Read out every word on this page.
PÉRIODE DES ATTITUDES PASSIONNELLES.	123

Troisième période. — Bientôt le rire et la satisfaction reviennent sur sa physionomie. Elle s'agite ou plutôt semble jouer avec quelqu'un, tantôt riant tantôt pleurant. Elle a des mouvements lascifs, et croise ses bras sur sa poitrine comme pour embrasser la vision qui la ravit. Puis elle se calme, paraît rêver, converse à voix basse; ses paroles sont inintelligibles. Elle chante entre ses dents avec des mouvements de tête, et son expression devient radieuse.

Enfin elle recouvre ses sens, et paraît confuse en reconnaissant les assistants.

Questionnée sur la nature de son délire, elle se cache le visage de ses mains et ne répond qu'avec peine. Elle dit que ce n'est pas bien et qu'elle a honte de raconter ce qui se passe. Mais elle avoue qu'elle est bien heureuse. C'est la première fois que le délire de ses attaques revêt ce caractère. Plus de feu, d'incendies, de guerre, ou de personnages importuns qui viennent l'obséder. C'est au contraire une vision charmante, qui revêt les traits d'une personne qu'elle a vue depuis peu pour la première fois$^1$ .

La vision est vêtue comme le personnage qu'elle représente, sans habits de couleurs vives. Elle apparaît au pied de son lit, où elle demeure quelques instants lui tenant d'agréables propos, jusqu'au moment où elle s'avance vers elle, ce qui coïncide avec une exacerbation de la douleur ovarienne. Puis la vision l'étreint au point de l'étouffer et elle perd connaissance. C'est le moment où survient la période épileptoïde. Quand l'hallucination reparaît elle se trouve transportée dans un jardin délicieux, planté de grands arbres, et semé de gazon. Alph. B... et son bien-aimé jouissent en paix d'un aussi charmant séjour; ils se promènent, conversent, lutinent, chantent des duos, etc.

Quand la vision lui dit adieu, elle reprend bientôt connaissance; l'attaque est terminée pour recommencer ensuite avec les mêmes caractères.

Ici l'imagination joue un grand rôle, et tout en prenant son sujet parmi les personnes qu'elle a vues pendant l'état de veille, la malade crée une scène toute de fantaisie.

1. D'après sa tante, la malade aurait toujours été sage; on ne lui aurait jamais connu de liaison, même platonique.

* * * * *

Repeat every line of the records above exactly.

▶ RESULT BELOW
Read out every word on this page.
PÉRIODE DES ATTITUDES PASSIONNELLES.	123

Troisième période. — Bientôt le rire et la satisfaction reviennent sur sa physionomie. Elle s'agite ou plutôt semble jouer avec quelqu'un, tantôt riant tantôt pleurant. Elle a des mouvements lascifs, et croise ses bras sur sa poitrine comme pour embrasser la vision qui la ravit. Puis elle se calme, paraît rêver, converse à voix basse; ses paroles sont inintelligibles. Elle chante entre ses dents avec des mouvements de tête, et son expression devient radieuse.

Enfin elle recouvre ses sens, et paraît confuse en reconnaissant les assistants.

Questionnée sur la nature de son délire, elle se cache le visage de ses mains et ne répond qu'avec peine. Elle dit que ce n'est pas bien et qu'elle a honte de raconter ce qui se passe. Mais elle avoue qu'elle est bien heureuse. C'est la première fois que le délire de ses attaques revêt ce caractère. Plus de feu, d'incendies, de guerre, ou de personnages importuns qui viennent l'obséder. C'est au contraire une vision charmante, qui revêt les traits d'une personne qu'elle a vue depuis peu pour la première fois$^1$ .

La vision est vêtue comme le personnage qu'elle représente, sans habits de couleurs vives. Elle apparaît au pied de son lit, où elle demeure quelques instants lui tenant d'agréables propos, jusqu'au moment où elle s'avance vers elle, ce qui coïncide avec une exacerbation de la douleur ovarienne. Puis la vision l'étreint au point de l'étouffer et elle perd connaissance. C'est le moment où survient la période épileptoïde. Quand l'hallucination reparaît elle se trouve transportée dans un jardin délicieux, planté de grands arbres, et semé de gazon. Alph. B... et son bien-aimé jouissent en paix d'un aussi charmant séjour; ils se promènent, conversent, lutinent, chantent des duos, etc.

Quand la vision lui dit adieu, elle reprend bientôt connaissance; l'attaque est terminée pour recommencer ensuite avec les mêmes caractères.

Ici l'imagination joue un grand rôle, et tout en prenant son sujet parmi les personnes qu'elle a vues pendant l'état de veille, la malade crée une scène toute de fantaisie.

1. D'après sa tante, la malade aurait toujours été sage; on ne lui aurait jamais connu de liaison, même platonique.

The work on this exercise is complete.